■ **DIRECTIONS**
Answer these questions about the forum thread on dating exclusivity below.
1. In the post signed Carrieonmywaywardsun, how far into dating did the writer have the exclusivity chat?
2. In the sentence beginning "I have been with my dp", after how many dates was exclusivity agreed?
3. In the passage ending "Lesson learned.", what did the guy casually mention that showed the dating wasn't exclusive?

■ **EXCERPT TO READ**
*****
I would also have started discussing this before you slept with him too.

Many men when doing OLD will just date and sleep with multiple women with no intention to have a relationship.

Sunshineandflipflops · 24/08/2022 11:26

twoqueens · 24/08/2022 09:02

Definitely bring the conversation up if he hasn't.

You need to find out if you both are on the same page and want the same things.

I muddled along with a situationship which I thought might have been exclusive and it turns out it wasn't and that really hurt and looking back it was a complete waste of time and was preventing me finding a proper connection with someone.

Now when I date I'm very clear that of course I want to have fun and good sex, but with someone who is also looking for long term - even if it doesn't work out with me.

Yeah, similar here - was dating a guy for a few months and assumed it was exclusive until he dropped in very casually a conversation he had been having with another woman on a dating app. Lesson learned.

I have been with my dp for 3 years now and when agreed we wanted to be exclusive after 2 dates.

Carrieonmywaywardsun · 24/08/2022 11:28

Exclusivity doesn't have to mean commitment. Just that you only focus on each other while you get to know one another. Fwiw, I had the chat about 2 months in and we'd both slept with other people while dating before that

Musttryharder2021 · 24/08/2022 11:37

WTF475878237NC · 24/08/2022 02:41

I wouldn't have sex without having that conversation first personally. I would want to know that he was interested in a relationship with me.
*****
■ **DATA**
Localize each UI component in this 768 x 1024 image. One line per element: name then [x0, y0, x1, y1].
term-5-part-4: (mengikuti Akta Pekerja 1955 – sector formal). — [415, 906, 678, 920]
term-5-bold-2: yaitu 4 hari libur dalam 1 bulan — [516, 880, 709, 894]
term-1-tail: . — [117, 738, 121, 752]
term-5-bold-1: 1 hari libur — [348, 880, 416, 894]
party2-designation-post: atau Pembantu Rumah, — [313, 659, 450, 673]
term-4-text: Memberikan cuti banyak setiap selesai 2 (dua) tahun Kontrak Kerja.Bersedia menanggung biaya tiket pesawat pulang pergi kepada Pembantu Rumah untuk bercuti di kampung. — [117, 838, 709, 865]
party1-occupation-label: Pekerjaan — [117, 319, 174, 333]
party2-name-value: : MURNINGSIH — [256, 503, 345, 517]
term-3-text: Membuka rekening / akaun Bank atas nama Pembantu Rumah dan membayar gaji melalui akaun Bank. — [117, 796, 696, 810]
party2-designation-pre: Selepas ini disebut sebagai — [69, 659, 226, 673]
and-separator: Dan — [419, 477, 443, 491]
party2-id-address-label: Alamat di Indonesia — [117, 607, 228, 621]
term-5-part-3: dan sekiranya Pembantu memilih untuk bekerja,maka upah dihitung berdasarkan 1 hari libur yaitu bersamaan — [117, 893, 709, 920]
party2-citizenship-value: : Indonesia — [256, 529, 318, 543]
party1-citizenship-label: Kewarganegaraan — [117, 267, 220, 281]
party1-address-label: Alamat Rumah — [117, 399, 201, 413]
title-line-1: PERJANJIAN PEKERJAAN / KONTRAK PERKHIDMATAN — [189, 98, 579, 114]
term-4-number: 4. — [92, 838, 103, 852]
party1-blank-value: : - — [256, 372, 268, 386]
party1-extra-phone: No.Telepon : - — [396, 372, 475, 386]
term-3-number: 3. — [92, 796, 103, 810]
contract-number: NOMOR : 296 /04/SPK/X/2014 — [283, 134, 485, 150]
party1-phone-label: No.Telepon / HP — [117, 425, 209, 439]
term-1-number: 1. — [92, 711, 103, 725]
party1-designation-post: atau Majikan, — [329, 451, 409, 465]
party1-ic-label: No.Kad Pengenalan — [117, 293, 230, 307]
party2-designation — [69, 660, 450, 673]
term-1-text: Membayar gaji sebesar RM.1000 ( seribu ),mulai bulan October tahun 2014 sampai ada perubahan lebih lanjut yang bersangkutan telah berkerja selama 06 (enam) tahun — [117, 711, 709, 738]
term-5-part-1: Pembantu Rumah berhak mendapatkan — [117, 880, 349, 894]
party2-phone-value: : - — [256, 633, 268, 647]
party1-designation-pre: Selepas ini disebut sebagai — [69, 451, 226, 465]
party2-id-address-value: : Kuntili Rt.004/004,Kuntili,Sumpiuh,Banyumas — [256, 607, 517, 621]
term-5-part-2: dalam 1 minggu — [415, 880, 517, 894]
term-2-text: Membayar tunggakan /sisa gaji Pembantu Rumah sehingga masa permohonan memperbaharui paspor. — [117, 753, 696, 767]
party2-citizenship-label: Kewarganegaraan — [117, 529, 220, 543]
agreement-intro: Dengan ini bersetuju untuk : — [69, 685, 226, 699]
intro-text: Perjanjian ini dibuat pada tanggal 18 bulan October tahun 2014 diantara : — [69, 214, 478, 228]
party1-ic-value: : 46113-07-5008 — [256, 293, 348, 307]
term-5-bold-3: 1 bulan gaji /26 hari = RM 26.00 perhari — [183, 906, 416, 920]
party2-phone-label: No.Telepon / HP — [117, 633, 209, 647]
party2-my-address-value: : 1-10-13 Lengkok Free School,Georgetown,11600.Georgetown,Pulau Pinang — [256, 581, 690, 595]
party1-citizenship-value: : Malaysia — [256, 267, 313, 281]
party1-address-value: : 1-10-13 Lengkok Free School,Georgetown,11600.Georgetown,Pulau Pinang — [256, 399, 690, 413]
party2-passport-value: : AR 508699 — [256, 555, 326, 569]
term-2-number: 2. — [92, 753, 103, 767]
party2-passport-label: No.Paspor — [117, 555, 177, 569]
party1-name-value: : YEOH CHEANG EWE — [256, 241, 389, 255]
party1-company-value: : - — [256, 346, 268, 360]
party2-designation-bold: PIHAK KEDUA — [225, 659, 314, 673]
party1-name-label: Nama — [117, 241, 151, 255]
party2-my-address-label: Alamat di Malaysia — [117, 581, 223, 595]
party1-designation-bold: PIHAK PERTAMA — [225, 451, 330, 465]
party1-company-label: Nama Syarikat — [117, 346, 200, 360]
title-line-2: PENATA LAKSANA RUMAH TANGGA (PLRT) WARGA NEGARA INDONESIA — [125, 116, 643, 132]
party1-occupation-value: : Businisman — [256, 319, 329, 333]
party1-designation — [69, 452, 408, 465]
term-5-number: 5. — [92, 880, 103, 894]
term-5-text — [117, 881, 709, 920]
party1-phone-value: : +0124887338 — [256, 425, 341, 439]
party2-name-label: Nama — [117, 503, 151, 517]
*****
■ **RESPONSE TO THIS TASK**
1. About 2 months in.
2. After 2 dates.
3. A conversation he had been having with another woman on a dating app.